Source records:
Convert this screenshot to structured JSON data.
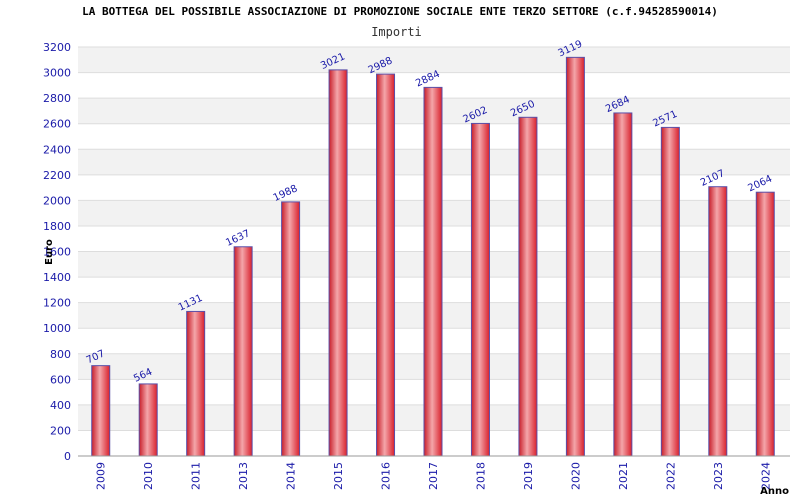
{
  "chart_data": {
    "type": "bar",
    "title": "LA BOTTEGA DEL POSSIBILE ASSOCIAZIONE DI PROMOZIONE SOCIALE ENTE TERZO SETTORE (c.f.94528590014)",
    "subtitle": "Importi",
    "xlabel": "Anno",
    "ylabel": "Euro",
    "categories": [
      "2009",
      "2010",
      "2011",
      "2013",
      "2014",
      "2015",
      "2016",
      "2017",
      "2018",
      "2019",
      "2020",
      "2021",
      "2022",
      "2023",
      "2024"
    ],
    "values": [
      707,
      564,
      1131,
      1637,
      1988,
      3021,
      2988,
      2884,
      2602,
      2650,
      3119,
      2684,
      2571,
      2107,
      2064
    ],
    "data_labels": [
      "707",
      "564",
      "1131",
      "1637",
      "1988",
      "3021",
      "2988",
      "2884",
      "2602",
      "2650",
      "3119",
      "2684",
      "2571",
      "2107",
      "2064"
    ],
    "ylim": [
      0,
      3200
    ],
    "yticks": [
      "0",
      "200",
      "400",
      "600",
      "800",
      "1000",
      "1200",
      "1400",
      "1600",
      "1800",
      "2000",
      "2200",
      "2400",
      "2600",
      "2800",
      "3000",
      "3200"
    ],
    "grid": true,
    "colors": {
      "bar": "#e8353f",
      "bar_highlight": "#f4a6aa",
      "bar_outline": "#5a4fa8",
      "tick_text": "#1a1aa8",
      "band": "#f2f2f2",
      "grid": "#dddddd"
    }
  }
}
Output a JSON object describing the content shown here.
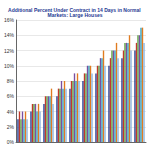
{
  "chart_data": {
    "type": "bar",
    "title": "Additional Percent Under Contract in 14 Days in Normal Markets: Large Houses",
    "categories": [
      null,
      null,
      null,
      null,
      null,
      null,
      null,
      null,
      null,
      null
    ],
    "series": [
      {
        "color": "#1f3a93",
        "values": [
          3,
          4,
          5,
          6,
          7,
          8,
          9,
          10,
          11,
          12
        ]
      },
      {
        "color": "#c0392b",
        "values": [
          4,
          5,
          6,
          7,
          8,
          9,
          10,
          11,
          12,
          13
        ]
      },
      {
        "color": "#5a9e3a",
        "values": [
          3,
          5,
          6,
          7,
          8,
          9,
          10,
          12,
          13,
          14
        ]
      },
      {
        "color": "#7b4fa0",
        "values": [
          4,
          5,
          6,
          8,
          9,
          10,
          11,
          12,
          13,
          14
        ]
      },
      {
        "color": "#2aa0c0",
        "values": [
          3,
          4,
          6,
          7,
          8,
          10,
          11,
          12,
          13,
          15
        ]
      },
      {
        "color": "#e07b20",
        "values": [
          4,
          5,
          7,
          8,
          9,
          10,
          12,
          13,
          14,
          15
        ]
      },
      {
        "color": "#8ab4e0",
        "values": [
          3,
          4,
          5,
          7,
          8,
          9,
          10,
          11,
          12,
          13
        ]
      }
    ],
    "ylim": [
      0,
      16
    ],
    "yticks": [
      {
        "value": 0,
        "label": "0%"
      },
      {
        "value": 2,
        "label": "2%"
      },
      {
        "value": 4,
        "label": "4%"
      },
      {
        "value": 6,
        "label": "6%"
      },
      {
        "value": 8,
        "label": "8%"
      },
      {
        "value": 10,
        "label": "10%"
      },
      {
        "value": 12,
        "label": "12%"
      },
      {
        "value": 14,
        "label": "14%"
      },
      {
        "value": 16,
        "label": "16%"
      }
    ],
    "grid": true
  }
}
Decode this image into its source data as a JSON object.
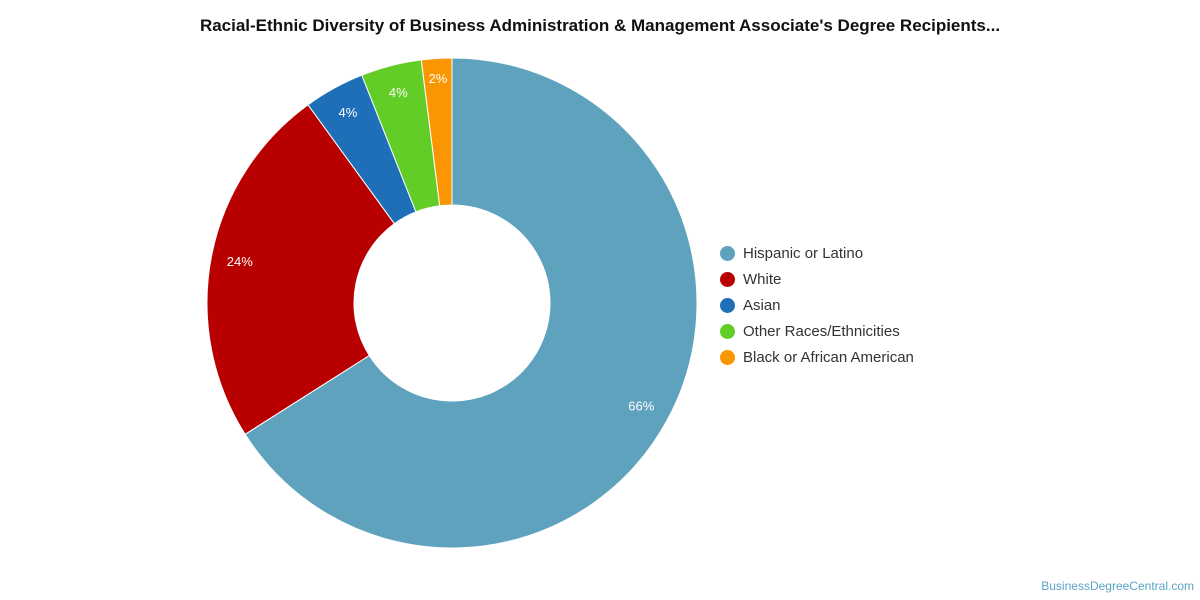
{
  "chart_data": {
    "type": "pie",
    "title": "Racial-Ethnic Diversity of Business Administration & Management Associate's Degree Recipients...",
    "donut": true,
    "legend_position": "right",
    "slices": [
      {
        "label": "Hispanic or Latino",
        "value": 66,
        "display": "66%",
        "color": "#5ea2be"
      },
      {
        "label": "White",
        "value": 24,
        "display": "24%",
        "color": "#b80000"
      },
      {
        "label": "Asian",
        "value": 4,
        "display": "4%",
        "color": "#1f6fb8"
      },
      {
        "label": "Other Races/Ethnicities",
        "value": 4,
        "display": "4%",
        "color": "#62cd26"
      },
      {
        "label": "Black or African American",
        "value": 2,
        "display": "2%",
        "color": "#f99602"
      }
    ]
  },
  "source": {
    "text": "BusinessDegreeCentral.com"
  }
}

** Exercise aim **
Pictures in the records must not appear in the copy; transcribe everything else precisely.

** Solution to this task **
Convert this screenshot to structured JSON data.
{
  "chart_data": {
    "type": "bar",
    "title": "LA BOTTEGA DEL POSSIBILE ASSOCIAZIONE DI PROMOZIONE SOCIALE ENTE TERZO SETTORE (c.f.94528590014)",
    "subtitle": "Importi",
    "xlabel": "Anno",
    "ylabel": "Euro",
    "categories": [
      "2009",
      "2010",
      "2011",
      "2013",
      "2014",
      "2015",
      "2016",
      "2017",
      "2018",
      "2019",
      "2020",
      "2021",
      "2022",
      "2023",
      "2024"
    ],
    "values": [
      707,
      564,
      1131,
      1637,
      1988,
      3021,
      2988,
      2884,
      2602,
      2650,
      3119,
      2684,
      2571,
      2107,
      2064
    ],
    "data_labels": [
      "707",
      "564",
      "1131",
      "1637",
      "1988",
      "3021",
      "2988",
      "2884",
      "2602",
      "2650",
      "3119",
      "2684",
      "2571",
      "2107",
      "2064"
    ],
    "ylim": [
      0,
      3200
    ],
    "yticks": [
      "0",
      "200",
      "400",
      "600",
      "800",
      "1000",
      "1200",
      "1400",
      "1600",
      "1800",
      "2000",
      "2200",
      "2400",
      "2600",
      "2800",
      "3000",
      "3200"
    ],
    "grid": true,
    "colors": {
      "bar": "#e8353f",
      "bar_highlight": "#f4a6aa",
      "bar_outline": "#5a4fa8",
      "tick_text": "#1a1aa8",
      "band": "#f2f2f2",
      "grid": "#dddddd"
    }
  }
}
Output a JSON object describing the content shown here.
{
  "chart_data": {
    "type": "bar",
    "title": "Additional Percent Under Contract in 14 Days in Normal Markets: Large Houses",
    "categories": [
      null,
      null,
      null,
      null,
      null,
      null,
      null,
      null,
      null,
      null
    ],
    "series": [
      {
        "color": "#1f3a93",
        "values": [
          3,
          4,
          5,
          6,
          7,
          8,
          9,
          10,
          11,
          12
        ]
      },
      {
        "color": "#c0392b",
        "values": [
          4,
          5,
          6,
          7,
          8,
          9,
          10,
          11,
          12,
          13
        ]
      },
      {
        "color": "#5a9e3a",
        "values": [
          3,
          5,
          6,
          7,
          8,
          9,
          10,
          12,
          13,
          14
        ]
      },
      {
        "color": "#7b4fa0",
        "values": [
          4,
          5,
          6,
          8,
          9,
          10,
          11,
          12,
          13,
          14
        ]
      },
      {
        "color": "#2aa0c0",
        "values": [
          3,
          4,
          6,
          7,
          8,
          10,
          11,
          12,
          13,
          15
        ]
      },
      {
        "color": "#e07b20",
        "values": [
          4,
          5,
          7,
          8,
          9,
          10,
          12,
          13,
          14,
          15
        ]
      },
      {
        "color": "#8ab4e0",
        "values": [
          3,
          4,
          5,
          7,
          8,
          9,
          10,
          11,
          12,
          13
        ]
      }
    ],
    "ylim": [
      0,
      16
    ],
    "yticks": [
      {
        "value": 0,
        "label": "0%"
      },
      {
        "value": 2,
        "label": "2%"
      },
      {
        "value": 4,
        "label": "4%"
      },
      {
        "value": 6,
        "label": "6%"
      },
      {
        "value": 8,
        "label": "8%"
      },
      {
        "value": 10,
        "label": "10%"
      },
      {
        "value": 12,
        "label": "12%"
      },
      {
        "value": 14,
        "label": "14%"
      },
      {
        "value": 16,
        "label": "16%"
      }
    ],
    "grid": true
  }
}
Decode this image into its source data as a JSON object.
{
  "chart_data": {
    "type": "pie",
    "title": "Racial-Ethnic Diversity of Business Administration & Management Associate's Degree Recipients...",
    "donut": true,
    "legend_position": "right",
    "slices": [
      {
        "label": "Hispanic or Latino",
        "value": 66,
        "display": "66%",
        "color": "#5ea2be"
      },
      {
        "label": "White",
        "value": 24,
        "display": "24%",
        "color": "#b80000"
      },
      {
        "label": "Asian",
        "value": 4,
        "display": "4%",
        "color": "#1f6fb8"
      },
      {
        "label": "Other Races/Ethnicities",
        "value": 4,
        "display": "4%",
        "color": "#62cd26"
      },
      {
        "label": "Black or African American",
        "value": 2,
        "display": "2%",
        "color": "#f99602"
      }
    ]
  },
  "source": {
    "text": "BusinessDegreeCentral.com"
  }
}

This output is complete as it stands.